_Given request_: Reproduce the listing below in its entirety. Change nothing.

_Data for the task_:
»»

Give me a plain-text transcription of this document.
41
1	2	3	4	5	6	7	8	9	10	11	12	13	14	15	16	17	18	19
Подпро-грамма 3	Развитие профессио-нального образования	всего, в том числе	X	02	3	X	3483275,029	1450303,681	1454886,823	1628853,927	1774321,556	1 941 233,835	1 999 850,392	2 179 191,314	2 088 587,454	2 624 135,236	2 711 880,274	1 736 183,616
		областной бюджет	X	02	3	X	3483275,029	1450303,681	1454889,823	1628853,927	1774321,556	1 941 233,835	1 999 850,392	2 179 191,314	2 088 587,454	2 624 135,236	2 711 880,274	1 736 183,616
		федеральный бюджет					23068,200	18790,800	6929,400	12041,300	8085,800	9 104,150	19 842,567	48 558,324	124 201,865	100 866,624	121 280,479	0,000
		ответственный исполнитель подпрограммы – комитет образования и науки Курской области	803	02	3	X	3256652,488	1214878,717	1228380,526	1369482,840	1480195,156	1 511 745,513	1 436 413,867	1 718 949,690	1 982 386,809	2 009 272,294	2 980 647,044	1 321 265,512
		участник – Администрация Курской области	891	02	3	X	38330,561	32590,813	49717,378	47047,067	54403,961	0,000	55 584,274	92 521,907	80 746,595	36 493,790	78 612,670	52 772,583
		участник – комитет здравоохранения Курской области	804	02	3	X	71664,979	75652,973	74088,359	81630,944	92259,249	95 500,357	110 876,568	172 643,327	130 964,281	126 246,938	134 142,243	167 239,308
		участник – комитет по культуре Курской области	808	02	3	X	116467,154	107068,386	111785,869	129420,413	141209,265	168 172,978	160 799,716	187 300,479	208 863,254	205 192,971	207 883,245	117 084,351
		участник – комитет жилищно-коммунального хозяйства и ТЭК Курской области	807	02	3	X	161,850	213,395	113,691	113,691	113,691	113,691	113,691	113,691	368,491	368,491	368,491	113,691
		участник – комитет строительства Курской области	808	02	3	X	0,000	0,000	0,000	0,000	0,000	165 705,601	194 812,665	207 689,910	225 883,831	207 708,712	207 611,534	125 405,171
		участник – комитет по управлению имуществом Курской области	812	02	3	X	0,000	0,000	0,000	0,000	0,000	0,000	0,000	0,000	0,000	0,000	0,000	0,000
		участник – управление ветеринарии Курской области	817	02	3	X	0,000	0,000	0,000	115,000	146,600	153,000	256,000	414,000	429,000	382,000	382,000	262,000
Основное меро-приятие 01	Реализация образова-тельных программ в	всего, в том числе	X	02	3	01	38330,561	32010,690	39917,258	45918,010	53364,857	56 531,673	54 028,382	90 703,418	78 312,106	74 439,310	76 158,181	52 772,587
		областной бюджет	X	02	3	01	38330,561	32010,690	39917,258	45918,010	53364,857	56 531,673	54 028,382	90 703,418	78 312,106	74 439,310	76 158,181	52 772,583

««

_Answer_:
Give me a plain-text transcription of this document.
41
1	2	3	4	5	6	7	8	9	10	11	12	13	14	15	16	17	18	19
Подпро-грамма 3	Развитие профессио-нального образования	всего, в том числе	X	02	3	X	3483275,029	1450303,681	1454886,823	1628853,927	1774321,556	1 941 233,835	1 999 850,392	2 179 191,314	2 088 587,454	2 624 135,236	2 711 880,274	1 736 183,616
		областной бюджет	X	02	3	X	3483275,029	1450303,681	1454889,823	1628853,927	1774321,556	1 941 233,835	1 999 850,392	2 179 191,314	2 088 587,454	2 624 135,236	2 711 880,274	1 736 183,616
		федеральный бюджет					23068,200	18790,800	6929,400	12041,300	8085,800	9 104,150	19 842,567	48 558,324	124 201,865	100 866,624	121 280,479	0,000
		ответственный исполнитель подпрограммы – комитет образования и науки Курской области	803	02	3	X	3256652,488	1214878,717	1228380,526	1369482,840	1480195,156	1 511 745,513	1 436 413,867	1 718 949,690	1 982 386,809	2 009 272,294	2 980 647,044	1 321 265,512
		участник – Администрация Курской области	891	02	3	X	38330,561	32590,813	49717,378	47047,067	54403,961	0,000	55 584,274	92 521,907	80 746,595	36 493,790	78 612,670	52 772,583
		участник – комитет здравоохранения Курской области	804	02	3	X	71664,979	75652,973	74088,359	81630,944	92259,249	95 500,357	110 876,568	172 643,327	130 964,281	126 246,938	134 142,243	167 239,308
		участник – комитет по культуре Курской области	808	02	3	X	116467,154	107068,386	111785,869	129420,413	141209,265	168 172,978	160 799,716	187 300,479	208 863,254	205 192,971	207 883,245	117 084,351
		участник – комитет жилищно-коммунального хозяйства и ТЭК Курской области	807	02	3	X	161,850	213,395	113,691	113,691	113,691	113,691	113,691	113,691	368,491	368,491	368,491	113,691
		участник – комитет строительства Курской области	808	02	3	X	0,000	0,000	0,000	0,000	0,000	165 705,601	194 812,665	207 689,910	225 883,831	207 708,712	207 611,534	125 405,171
		участник – комитет по управлению имуществом Курской области	812	02	3	X	0,000	0,000	0,000	0,000	0,000	0,000	0,000	0,000	0,000	0,000	0,000	0,000
		участник – управление ветеринарии Курской области	817	02	3	X	0,000	0,000	0,000	115,000	146,600	153,000	256,000	414,000	429,000	382,000	382,000	262,000
Основное меро-приятие 01	Реализация образова-тельных программ в	всего, в том числе	X	02	3	01	38330,561	32010,690	39917,258	45918,010	53364,857	56 531,673	54 028,382	90 703,418	78 312,106	74 439,310	76 158,181	52 772,587
		областной бюджет	X	02	3	01	38330,561	32010,690	39917,258	45918,010	53364,857	56 531,673	54 028,382	90 703,418	78 312,106	74 439,310	76 158,181	52 772,583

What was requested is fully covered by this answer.